Request a >> In the entries, rewrite the stretch from the line containing "label-box — [219, 485, 243, 497]" through the line containing "label-box — [135, 143, 165, 155]", swapping "colorbar-swatch" for "color-swatch" and keeping everything else the same.

Aluminum Cooling Plates: Custom CNC Machining Services by SunOn
SunOn provides custom CNC machining services for aluminum cooling plate projects based on your 2D drawings, 3D CAD models, and technical requirements. We can review machined channels, ports, threaded holes, mounting features, sealing areas, surface requirements, and critical dimensions before production.
Manufacturability depends on the plate geometry, aluminum specification, tolerances, finishing requirements, testing scope, and order quantity. SunOn supports drawing review, DFM feedback, prototype machining, production planning, finishing, and dimensional inspection as part of a project-specific manufacturing process.
Send your drawings and project requirements to request an aluminum cooling plate quotation and DFM review.
Custom Aluminum Cooling Plate CNC Machining by SunOn
Every cooling plate project has different dimensions, channel layouts, interfaces, and operating requirements. SunOn manufactures custom parts according to approved engineering files rather than limiting buyers to fixed standard designs.
Depending on the drawing and manufacturability review, your aluminum cooling plate may include:
- Custom plate dimensions and external profiles
- Machined cooling channels, pockets, or flow paths
- Inlet and outlet features
- Threaded ports and mounting holes
- Counterbores, slots, grooves, and assembly features
- Controlled contact or mounting surfaces
- Defined sealing surfaces
- Requested surface finishes
- Prototype or lower-volume production quantities
- Project-specific inspection requirements
CNC milling may be combined with drilling, tapping, and multi-face machining. Multi-axis machining can also be considered when features are located on several faces or are difficult to access through a simpler setup.
Exact geometry, tolerance, finish, inspection, and testing requirements are confirmed after SunOn reviews the submitted files.
Request a manufacturing review for your custom aluminum cooling plate.
Why Aluminum Is Used for Custom Cooling Plates
Aluminum is commonly considered for machined cooling plates because it offers a practical combination of low component weight, machinability, availability, and finishing flexibility.
Its machinability allows manufacturers to create custom pockets, holes, ports, mounting features, and channel geometry directly from CAD data. This makes aluminum suitable for prototypes and drawing-based components that may need several design revisions before the final production version is approved.

Data for this exercise >>

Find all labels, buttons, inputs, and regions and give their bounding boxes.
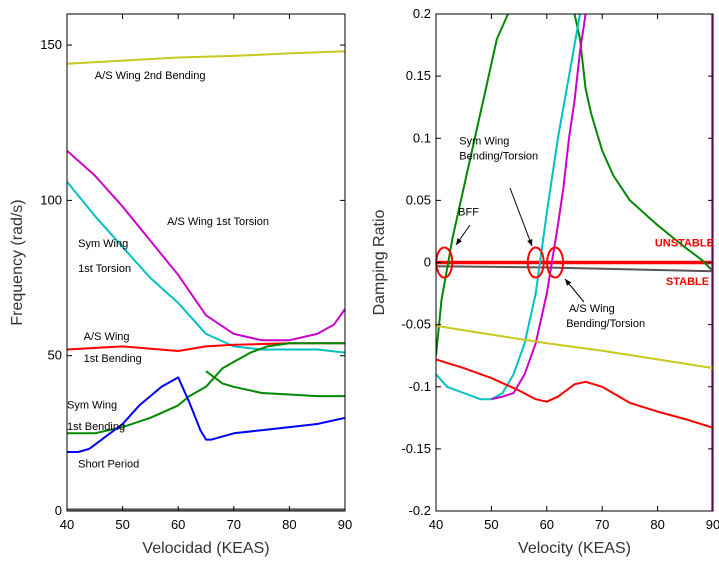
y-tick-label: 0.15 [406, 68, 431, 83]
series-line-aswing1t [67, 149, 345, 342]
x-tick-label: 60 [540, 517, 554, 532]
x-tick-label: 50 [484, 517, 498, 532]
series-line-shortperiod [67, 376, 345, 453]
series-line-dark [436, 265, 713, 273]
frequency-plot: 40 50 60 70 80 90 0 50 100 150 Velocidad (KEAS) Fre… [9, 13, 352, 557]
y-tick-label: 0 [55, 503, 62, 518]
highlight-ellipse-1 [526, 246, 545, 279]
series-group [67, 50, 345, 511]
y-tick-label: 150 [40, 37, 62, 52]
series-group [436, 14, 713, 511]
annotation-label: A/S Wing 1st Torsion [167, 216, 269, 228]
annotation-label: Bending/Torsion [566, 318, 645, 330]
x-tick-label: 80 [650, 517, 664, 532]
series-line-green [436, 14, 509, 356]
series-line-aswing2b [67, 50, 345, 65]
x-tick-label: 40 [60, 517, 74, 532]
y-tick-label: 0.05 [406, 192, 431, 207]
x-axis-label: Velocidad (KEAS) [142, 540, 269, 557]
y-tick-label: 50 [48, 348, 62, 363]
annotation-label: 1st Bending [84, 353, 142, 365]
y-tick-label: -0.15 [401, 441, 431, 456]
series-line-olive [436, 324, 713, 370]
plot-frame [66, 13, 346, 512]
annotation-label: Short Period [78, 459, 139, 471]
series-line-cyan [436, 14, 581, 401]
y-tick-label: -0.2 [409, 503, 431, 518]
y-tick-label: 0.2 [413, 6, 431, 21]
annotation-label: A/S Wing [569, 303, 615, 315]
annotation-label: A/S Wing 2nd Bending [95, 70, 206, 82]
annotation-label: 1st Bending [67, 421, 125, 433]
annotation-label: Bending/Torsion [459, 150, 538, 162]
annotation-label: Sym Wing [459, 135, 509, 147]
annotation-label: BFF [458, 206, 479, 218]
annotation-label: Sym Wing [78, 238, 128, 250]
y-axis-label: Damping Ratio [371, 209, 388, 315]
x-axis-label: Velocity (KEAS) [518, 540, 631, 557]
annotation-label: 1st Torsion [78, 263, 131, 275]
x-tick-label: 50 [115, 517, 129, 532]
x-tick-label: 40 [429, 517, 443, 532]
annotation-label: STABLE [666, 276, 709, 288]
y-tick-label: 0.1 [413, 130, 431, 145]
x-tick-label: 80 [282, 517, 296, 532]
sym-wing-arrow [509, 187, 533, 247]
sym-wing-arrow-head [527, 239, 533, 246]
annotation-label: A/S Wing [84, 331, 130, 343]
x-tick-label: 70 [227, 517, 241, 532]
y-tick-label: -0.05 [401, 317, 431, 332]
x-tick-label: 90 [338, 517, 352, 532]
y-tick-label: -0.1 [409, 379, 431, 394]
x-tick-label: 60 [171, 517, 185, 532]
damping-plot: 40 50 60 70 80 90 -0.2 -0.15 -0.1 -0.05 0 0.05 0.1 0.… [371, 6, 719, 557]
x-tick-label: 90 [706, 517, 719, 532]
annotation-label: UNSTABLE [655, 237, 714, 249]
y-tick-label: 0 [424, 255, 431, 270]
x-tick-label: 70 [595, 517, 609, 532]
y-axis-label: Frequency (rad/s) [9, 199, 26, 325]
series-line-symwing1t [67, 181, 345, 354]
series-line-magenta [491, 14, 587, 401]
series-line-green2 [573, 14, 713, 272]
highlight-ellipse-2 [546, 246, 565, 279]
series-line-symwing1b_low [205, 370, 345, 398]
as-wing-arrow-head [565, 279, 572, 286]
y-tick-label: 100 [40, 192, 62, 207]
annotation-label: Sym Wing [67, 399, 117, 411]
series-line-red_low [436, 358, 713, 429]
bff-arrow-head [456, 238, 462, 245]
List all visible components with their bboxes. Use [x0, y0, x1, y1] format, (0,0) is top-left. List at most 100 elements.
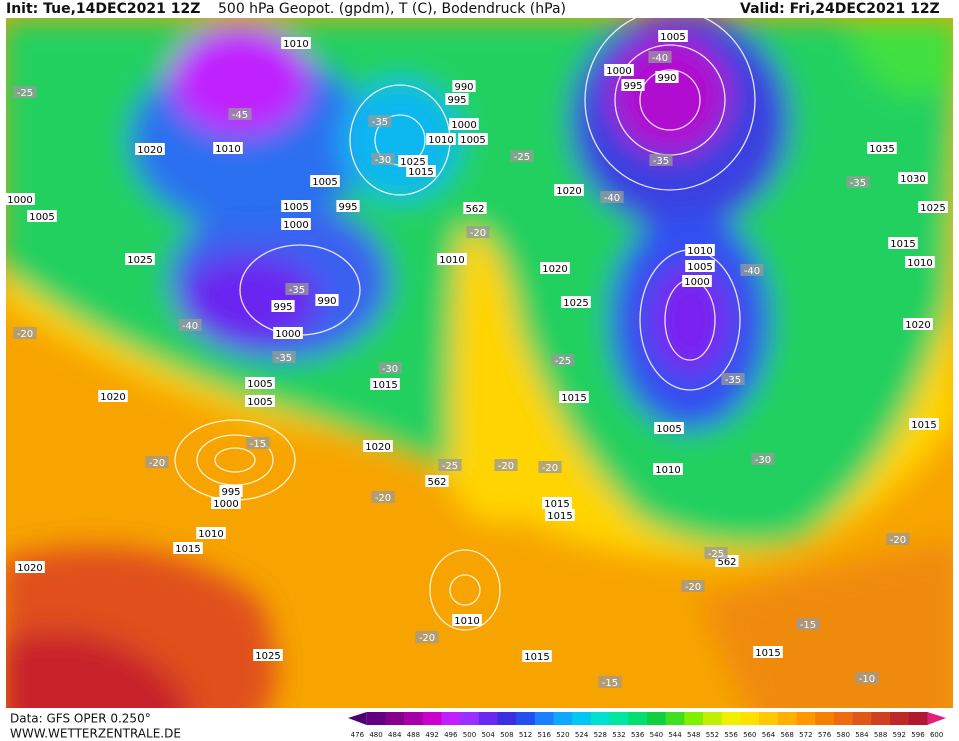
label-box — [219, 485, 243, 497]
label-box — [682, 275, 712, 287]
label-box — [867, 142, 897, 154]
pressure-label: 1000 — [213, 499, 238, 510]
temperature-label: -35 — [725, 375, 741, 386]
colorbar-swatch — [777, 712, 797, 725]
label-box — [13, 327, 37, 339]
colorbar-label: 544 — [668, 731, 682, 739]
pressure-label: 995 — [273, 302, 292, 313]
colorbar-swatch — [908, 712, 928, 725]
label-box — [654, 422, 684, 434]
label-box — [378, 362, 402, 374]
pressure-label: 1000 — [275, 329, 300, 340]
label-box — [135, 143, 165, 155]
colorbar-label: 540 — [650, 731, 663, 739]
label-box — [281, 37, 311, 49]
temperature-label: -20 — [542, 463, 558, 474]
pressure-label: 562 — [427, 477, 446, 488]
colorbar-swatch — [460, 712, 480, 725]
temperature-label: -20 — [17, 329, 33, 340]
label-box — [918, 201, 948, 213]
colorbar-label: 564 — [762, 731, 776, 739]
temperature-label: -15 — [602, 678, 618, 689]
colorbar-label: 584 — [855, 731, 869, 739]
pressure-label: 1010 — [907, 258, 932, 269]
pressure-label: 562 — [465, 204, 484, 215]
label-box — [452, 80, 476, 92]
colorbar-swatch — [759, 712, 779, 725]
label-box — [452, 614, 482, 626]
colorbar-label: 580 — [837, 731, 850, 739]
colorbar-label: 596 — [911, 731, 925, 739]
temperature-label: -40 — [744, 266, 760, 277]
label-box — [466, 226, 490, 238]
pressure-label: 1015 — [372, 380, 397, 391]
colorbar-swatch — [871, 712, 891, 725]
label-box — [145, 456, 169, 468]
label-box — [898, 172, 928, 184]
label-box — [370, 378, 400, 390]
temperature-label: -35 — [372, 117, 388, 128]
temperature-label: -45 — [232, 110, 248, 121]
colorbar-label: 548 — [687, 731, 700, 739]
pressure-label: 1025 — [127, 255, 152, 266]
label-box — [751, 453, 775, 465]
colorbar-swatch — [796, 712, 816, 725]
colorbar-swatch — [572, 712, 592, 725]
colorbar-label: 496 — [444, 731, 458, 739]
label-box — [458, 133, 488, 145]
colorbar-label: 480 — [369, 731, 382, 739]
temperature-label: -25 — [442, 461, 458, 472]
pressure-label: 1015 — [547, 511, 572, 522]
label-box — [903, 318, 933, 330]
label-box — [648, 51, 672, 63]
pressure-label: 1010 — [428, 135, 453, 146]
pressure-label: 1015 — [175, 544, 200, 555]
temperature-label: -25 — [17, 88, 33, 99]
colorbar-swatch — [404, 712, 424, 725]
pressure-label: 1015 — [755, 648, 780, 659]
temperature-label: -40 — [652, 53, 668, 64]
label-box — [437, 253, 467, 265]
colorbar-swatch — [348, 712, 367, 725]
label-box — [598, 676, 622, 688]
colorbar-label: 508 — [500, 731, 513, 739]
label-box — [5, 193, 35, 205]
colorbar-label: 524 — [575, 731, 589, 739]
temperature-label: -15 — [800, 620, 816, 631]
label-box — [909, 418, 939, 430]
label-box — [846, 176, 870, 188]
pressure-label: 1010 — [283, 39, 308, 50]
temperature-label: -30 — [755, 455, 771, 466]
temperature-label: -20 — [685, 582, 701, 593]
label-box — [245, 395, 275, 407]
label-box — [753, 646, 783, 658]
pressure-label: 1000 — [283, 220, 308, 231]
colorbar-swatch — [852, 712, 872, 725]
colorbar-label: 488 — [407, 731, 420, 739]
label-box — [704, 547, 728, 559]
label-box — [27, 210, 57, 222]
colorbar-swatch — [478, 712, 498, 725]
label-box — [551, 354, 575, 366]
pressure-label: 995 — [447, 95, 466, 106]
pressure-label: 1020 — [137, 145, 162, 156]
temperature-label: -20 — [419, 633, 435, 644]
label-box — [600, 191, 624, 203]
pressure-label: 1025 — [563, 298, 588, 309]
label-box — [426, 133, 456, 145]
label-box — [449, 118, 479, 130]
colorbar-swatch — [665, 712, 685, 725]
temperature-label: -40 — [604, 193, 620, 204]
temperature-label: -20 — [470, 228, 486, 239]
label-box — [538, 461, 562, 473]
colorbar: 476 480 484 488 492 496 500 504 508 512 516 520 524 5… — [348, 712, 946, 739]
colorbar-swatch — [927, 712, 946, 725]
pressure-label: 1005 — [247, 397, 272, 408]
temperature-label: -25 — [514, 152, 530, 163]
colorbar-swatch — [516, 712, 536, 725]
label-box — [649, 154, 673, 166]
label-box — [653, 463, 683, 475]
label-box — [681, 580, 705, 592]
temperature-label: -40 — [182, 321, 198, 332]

Request b >> Extend the text on custom aluminum cooling plates, picking up after its final sentence.

Task answer a >>
label-box — [219, 485, 243, 497]
label-box — [682, 275, 712, 287]
label-box — [867, 142, 897, 154]
pressure-label: 1000 — [213, 499, 238, 510]
temperature-label: -35 — [725, 375, 741, 386]
color-swatch — [777, 712, 797, 725]
label-box — [13, 327, 37, 339]
colorbar-label: 544 — [668, 731, 682, 739]
pressure-label: 995 — [273, 302, 292, 313]
color-swatch — [908, 712, 928, 725]
label-box — [654, 422, 684, 434]
label-box — [378, 362, 402, 374]
pressure-label: 1000 — [275, 329, 300, 340]
label-box — [135, 143, 165, 155]

Task answer b >>
Aluminum can also be used where overall assembly weight matters. Different surface treatments may be considered depending on the operating environment, appearance, corrosion concerns, and dimensional requirements.
However, material selection should not be based on broad assumptions. Cooling performance depends on the complete design, including the plate dimensions, channel layout, contact area, coolant conditions, flow requirements, assembly method, and operating environment.
Material Grade Must Match the Project
The aluminum grade and condition should be stated on the engineering drawing whenever the design team has already selected them.
When the material has not been finalized, buyers should provide enough project information for a technical discussion, including:
- Intended application
- Operating environment
- Mechanical requirements
- Surface-finish requirements
- Coolant information where relevant
- Contact and sealing conditions
- Prototype or production quantity
SunOn’s broader aluminum CNC machining services page covers aluminum machining, material considerations, available finishes, and general RFQ requirements in more detail.
SunOn does not treat one aluminum grade as the universal choice for every cooling plate. The final specification should be confirmed through the drawing and engineering review.
Cooling Plate Features to Define Before Machining
Clear engineering files help SunOn evaluate machining access, setup requirements, inspection scope, and potential production risks.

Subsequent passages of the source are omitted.